[What to work on] Scan the data below for the string "extensometer". Show every line where it turns up.

____

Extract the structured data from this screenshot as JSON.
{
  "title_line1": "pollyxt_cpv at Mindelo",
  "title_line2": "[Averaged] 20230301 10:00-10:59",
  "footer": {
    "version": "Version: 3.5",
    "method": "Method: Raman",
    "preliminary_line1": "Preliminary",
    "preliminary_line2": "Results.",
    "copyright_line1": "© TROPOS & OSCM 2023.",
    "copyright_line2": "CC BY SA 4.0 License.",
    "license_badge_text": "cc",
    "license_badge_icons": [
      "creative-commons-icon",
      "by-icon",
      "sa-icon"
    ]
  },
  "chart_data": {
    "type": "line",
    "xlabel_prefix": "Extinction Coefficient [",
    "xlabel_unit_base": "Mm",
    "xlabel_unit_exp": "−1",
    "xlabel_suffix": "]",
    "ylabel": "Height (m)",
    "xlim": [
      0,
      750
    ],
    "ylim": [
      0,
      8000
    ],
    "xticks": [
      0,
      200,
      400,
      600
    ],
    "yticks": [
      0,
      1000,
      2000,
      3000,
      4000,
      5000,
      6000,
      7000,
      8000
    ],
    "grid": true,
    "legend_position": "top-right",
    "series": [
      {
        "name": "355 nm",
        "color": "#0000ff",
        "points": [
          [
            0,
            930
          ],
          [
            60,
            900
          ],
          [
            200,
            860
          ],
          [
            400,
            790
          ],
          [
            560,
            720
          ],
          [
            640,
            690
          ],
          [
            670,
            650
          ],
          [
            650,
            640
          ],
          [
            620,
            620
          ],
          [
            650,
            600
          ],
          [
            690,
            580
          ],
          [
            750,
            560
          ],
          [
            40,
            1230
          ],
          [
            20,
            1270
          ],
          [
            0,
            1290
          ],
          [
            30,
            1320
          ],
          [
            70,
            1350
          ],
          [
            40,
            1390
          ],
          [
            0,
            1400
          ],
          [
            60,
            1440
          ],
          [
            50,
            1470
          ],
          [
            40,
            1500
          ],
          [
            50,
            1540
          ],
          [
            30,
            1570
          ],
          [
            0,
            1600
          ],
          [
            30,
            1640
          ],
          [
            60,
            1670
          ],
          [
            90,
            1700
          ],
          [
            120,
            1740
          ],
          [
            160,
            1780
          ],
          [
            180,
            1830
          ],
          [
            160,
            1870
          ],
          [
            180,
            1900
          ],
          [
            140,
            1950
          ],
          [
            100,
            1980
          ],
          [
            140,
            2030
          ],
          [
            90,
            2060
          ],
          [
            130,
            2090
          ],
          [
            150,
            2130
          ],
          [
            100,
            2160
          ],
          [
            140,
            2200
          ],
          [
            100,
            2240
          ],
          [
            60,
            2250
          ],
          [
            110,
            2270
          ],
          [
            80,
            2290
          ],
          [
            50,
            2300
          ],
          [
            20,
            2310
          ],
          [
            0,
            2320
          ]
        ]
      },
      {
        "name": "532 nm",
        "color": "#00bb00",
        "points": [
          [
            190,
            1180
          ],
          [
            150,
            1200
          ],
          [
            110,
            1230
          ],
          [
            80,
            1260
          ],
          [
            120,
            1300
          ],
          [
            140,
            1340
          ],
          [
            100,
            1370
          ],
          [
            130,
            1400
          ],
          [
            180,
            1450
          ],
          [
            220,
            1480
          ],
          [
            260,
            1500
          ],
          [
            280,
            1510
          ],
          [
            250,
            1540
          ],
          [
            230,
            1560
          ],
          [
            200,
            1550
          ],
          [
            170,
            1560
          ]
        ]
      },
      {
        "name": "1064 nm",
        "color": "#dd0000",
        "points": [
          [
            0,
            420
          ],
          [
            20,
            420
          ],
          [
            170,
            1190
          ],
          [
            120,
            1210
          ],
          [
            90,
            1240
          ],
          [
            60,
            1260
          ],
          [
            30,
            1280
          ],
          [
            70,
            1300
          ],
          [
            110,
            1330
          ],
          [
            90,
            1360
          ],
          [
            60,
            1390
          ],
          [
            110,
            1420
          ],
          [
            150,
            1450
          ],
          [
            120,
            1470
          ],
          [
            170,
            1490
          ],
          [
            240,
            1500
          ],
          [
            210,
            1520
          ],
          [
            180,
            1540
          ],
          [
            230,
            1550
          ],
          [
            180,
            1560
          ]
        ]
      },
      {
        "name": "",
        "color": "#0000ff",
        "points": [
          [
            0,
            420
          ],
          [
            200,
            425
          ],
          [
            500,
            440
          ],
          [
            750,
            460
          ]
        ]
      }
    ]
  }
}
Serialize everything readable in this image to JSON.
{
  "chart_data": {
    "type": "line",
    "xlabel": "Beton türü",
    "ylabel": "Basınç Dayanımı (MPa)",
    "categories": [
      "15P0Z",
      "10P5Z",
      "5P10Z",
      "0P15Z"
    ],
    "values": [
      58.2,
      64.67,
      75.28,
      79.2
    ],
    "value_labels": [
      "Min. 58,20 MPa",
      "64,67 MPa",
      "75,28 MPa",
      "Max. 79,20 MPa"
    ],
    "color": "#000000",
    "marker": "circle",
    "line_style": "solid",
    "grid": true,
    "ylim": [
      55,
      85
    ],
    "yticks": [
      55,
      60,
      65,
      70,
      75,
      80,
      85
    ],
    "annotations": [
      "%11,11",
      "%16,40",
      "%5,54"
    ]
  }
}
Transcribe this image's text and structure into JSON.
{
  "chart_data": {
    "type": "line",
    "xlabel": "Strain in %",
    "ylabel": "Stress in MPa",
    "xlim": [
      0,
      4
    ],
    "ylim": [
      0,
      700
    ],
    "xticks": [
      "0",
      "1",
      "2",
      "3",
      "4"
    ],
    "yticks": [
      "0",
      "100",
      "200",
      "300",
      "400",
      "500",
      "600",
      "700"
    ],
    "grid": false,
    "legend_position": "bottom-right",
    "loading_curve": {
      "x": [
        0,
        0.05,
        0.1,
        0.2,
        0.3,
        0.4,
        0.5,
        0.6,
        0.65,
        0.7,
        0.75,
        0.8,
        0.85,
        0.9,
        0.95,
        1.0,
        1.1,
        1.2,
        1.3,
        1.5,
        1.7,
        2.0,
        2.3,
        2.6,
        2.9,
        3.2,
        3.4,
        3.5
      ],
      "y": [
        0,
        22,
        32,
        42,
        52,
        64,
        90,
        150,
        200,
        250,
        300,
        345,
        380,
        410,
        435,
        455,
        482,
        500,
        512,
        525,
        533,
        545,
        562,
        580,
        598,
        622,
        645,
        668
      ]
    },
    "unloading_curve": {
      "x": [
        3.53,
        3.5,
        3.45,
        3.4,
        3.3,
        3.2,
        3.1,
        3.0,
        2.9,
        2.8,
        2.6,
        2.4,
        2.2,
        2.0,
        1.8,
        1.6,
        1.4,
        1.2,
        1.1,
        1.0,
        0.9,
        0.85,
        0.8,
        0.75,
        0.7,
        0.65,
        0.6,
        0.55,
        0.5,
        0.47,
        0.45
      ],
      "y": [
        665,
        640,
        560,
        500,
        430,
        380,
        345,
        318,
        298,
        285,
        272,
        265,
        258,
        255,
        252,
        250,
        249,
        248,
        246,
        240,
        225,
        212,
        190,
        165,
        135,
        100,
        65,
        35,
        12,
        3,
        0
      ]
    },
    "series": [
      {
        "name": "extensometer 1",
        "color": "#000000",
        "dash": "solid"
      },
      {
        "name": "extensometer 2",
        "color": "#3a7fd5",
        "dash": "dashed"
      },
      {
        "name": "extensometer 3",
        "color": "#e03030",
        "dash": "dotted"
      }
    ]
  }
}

____

[Response]
        "name": "extensometer 1",
        "name": "extensometer 2",
        "name": "extensometer 3",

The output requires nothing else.